→ What is being asked
Go through the listing and copy each line with the string "POCs".

→ Information shown
☆ ☆ ☆
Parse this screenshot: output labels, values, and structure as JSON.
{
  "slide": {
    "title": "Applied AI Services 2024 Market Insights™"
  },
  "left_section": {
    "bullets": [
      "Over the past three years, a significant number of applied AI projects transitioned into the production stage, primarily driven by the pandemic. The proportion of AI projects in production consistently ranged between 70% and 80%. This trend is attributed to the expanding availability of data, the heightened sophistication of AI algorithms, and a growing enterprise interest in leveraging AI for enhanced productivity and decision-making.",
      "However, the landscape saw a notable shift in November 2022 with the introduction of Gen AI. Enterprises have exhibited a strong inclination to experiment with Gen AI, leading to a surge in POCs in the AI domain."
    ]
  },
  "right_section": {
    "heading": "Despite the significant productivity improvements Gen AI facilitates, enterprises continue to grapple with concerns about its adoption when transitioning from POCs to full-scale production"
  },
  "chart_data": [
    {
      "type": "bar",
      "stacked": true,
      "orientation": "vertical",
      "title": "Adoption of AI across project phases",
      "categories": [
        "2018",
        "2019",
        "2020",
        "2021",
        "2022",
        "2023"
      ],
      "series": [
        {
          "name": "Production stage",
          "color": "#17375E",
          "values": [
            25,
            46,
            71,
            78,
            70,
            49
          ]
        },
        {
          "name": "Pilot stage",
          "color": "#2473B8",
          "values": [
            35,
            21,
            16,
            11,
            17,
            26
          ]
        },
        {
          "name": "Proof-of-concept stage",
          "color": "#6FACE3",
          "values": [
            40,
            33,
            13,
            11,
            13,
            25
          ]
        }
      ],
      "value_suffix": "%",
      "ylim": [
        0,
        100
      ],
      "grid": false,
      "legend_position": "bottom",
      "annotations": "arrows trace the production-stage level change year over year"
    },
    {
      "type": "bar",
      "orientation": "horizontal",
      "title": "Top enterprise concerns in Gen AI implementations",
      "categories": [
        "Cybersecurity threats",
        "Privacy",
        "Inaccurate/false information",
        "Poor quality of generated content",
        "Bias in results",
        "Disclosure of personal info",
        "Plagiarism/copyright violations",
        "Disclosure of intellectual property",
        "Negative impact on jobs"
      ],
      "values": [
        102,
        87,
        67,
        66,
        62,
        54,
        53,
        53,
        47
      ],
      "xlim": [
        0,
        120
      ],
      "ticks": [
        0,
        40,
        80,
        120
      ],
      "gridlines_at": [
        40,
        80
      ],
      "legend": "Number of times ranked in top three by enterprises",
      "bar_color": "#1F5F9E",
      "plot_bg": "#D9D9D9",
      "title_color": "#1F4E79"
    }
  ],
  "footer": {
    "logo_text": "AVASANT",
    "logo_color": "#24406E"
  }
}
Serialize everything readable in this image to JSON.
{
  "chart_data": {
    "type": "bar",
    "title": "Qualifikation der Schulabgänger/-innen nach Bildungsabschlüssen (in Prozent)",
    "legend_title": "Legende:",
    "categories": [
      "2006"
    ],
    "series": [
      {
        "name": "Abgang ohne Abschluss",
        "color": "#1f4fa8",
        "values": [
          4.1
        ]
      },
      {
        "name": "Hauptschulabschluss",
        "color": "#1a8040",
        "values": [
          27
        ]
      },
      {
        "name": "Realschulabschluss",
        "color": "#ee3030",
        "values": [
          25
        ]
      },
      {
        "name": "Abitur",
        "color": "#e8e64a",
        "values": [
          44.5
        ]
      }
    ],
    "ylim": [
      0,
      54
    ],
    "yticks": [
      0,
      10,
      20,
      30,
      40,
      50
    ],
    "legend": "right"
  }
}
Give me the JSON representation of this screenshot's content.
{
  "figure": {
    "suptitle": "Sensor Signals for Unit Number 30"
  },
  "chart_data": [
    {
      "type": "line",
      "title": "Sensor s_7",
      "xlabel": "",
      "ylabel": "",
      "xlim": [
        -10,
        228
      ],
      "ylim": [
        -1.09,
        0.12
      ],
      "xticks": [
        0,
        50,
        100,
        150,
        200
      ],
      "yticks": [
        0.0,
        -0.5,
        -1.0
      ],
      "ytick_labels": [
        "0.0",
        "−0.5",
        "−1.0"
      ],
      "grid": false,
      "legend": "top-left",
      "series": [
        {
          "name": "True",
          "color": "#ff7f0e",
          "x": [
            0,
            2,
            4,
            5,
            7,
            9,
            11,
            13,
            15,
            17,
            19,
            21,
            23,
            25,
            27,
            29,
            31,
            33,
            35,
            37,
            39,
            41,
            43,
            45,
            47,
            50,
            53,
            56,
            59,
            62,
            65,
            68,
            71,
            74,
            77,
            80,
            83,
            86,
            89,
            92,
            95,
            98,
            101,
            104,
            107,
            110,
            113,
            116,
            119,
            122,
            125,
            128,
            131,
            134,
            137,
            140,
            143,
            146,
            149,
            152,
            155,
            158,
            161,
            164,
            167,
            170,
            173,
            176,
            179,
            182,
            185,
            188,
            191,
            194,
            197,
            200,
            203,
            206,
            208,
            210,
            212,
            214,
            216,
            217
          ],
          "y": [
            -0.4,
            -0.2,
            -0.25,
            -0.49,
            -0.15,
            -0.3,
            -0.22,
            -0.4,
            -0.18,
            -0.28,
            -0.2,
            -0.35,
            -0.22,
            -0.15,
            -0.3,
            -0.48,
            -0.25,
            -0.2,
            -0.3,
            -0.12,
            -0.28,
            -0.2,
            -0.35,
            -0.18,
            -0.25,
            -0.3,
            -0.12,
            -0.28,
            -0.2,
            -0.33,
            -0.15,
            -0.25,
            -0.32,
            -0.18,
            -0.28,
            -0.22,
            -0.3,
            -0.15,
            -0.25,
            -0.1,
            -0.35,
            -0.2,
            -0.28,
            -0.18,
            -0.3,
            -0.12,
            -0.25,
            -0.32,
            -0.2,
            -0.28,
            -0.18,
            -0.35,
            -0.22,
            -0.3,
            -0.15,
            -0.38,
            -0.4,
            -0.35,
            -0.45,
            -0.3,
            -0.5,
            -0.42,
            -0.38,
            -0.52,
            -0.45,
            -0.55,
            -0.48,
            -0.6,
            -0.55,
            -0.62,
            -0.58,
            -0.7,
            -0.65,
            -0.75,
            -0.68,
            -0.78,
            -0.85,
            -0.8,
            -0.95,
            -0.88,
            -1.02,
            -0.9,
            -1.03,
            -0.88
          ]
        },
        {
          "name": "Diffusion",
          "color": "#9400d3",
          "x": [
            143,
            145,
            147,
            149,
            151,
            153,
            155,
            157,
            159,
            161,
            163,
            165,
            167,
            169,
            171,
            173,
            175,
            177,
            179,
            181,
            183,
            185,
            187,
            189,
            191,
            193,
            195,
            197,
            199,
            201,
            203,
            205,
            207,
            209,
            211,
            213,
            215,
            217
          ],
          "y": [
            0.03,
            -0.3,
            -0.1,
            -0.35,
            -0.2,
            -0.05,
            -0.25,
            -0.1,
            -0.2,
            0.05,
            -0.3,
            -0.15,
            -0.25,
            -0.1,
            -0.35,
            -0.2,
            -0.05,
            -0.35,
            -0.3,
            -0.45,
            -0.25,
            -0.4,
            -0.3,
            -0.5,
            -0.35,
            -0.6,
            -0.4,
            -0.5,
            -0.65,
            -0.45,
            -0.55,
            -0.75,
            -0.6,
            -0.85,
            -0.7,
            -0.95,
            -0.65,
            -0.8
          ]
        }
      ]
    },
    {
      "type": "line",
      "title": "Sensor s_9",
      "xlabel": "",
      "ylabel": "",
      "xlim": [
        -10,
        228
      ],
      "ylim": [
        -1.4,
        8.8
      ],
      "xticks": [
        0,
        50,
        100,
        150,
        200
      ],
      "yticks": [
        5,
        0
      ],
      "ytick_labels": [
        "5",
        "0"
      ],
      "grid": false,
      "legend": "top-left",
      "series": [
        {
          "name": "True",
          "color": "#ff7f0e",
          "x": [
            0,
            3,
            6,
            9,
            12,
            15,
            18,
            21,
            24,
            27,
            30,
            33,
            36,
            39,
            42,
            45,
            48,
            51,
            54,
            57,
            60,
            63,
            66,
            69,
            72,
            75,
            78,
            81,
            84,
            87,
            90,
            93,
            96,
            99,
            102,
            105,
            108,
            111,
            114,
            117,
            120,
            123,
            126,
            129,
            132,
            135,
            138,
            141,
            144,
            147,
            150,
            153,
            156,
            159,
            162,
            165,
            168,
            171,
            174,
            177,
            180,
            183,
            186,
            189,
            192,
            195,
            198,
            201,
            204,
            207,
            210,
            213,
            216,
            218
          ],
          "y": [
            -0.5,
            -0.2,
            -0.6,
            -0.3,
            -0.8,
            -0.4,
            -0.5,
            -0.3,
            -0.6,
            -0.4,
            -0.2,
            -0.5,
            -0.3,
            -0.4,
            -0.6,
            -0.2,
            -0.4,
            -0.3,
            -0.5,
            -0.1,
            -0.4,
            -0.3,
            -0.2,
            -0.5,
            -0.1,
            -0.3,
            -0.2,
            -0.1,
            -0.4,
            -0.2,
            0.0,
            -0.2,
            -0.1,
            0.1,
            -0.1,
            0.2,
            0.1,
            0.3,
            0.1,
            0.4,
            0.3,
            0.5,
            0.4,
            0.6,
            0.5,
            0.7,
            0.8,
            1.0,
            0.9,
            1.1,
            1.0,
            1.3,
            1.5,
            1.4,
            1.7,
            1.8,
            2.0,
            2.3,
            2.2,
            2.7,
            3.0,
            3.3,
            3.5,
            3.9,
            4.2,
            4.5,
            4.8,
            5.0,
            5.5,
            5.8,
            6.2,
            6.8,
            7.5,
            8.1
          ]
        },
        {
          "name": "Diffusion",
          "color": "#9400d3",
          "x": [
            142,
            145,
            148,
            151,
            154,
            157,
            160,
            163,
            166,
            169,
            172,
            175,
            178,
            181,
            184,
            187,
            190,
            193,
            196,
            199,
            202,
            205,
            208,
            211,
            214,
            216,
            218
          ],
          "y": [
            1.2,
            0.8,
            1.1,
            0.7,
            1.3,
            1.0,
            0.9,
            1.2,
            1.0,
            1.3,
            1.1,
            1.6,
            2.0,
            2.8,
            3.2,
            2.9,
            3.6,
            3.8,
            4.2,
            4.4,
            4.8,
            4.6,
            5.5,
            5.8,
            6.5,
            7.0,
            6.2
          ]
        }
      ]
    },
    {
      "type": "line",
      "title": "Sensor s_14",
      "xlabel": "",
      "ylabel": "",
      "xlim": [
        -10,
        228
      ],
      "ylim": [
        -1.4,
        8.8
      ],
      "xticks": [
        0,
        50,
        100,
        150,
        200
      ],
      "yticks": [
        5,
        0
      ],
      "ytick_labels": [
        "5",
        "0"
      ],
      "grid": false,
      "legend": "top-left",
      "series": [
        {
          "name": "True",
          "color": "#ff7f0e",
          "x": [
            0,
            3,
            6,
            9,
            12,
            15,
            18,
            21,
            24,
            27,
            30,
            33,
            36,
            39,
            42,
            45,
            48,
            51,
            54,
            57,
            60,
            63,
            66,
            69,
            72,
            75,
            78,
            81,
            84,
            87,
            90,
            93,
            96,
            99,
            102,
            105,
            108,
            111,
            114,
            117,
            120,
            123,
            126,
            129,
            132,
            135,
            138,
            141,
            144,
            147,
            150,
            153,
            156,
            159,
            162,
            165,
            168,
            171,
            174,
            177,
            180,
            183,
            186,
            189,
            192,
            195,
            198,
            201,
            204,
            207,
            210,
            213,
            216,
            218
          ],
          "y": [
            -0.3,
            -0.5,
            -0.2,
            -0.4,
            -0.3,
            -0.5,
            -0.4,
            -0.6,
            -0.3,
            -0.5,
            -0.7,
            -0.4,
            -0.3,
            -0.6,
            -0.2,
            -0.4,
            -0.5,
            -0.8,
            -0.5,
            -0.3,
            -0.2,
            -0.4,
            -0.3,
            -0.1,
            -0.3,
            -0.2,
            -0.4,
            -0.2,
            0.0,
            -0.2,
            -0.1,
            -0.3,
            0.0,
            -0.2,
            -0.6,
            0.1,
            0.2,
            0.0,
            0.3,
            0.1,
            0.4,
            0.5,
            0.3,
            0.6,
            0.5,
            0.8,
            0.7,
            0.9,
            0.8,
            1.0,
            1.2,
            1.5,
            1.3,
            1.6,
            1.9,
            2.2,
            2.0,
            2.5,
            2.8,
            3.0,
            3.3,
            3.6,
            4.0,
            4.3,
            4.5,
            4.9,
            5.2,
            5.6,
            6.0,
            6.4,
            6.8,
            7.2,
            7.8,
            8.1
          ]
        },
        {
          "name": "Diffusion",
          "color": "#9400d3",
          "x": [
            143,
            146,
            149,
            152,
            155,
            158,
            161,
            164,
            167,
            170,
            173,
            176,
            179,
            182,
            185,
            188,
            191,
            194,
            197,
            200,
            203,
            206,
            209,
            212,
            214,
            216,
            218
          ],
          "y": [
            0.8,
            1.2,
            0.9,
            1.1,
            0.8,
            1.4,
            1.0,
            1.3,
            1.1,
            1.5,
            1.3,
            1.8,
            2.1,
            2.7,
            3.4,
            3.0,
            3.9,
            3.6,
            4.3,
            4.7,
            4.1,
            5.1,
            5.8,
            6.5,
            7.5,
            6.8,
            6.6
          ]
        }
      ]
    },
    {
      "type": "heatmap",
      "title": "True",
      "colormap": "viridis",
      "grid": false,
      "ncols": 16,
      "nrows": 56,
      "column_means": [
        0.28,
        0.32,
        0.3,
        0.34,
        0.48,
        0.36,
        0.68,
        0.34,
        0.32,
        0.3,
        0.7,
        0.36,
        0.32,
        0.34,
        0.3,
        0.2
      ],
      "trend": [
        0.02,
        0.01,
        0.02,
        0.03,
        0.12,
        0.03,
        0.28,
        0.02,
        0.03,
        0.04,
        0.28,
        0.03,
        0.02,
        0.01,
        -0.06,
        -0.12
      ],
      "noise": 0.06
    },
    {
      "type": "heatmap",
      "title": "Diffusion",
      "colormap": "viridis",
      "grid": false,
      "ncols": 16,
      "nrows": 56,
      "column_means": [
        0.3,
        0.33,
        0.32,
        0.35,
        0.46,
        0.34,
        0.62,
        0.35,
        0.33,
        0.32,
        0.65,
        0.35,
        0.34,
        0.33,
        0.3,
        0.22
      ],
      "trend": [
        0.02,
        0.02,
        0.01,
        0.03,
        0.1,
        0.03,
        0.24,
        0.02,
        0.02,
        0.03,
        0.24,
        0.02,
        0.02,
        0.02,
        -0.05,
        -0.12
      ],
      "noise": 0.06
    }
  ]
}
☆ ☆ ☆
→ Answer to this exercise
      "However, the landscape saw a notable shift in November 2022 with the introduction of Gen AI. Enterprises have exhibited a strong inclination to experiment with Gen AI, leading to a surge in POCs in the AI domain."
    "heading": "Despite the significant productivity improvements Gen AI facilitates, enterprises continue to grapple with concerns about its adoption when transitioning from POCs to full-scale production"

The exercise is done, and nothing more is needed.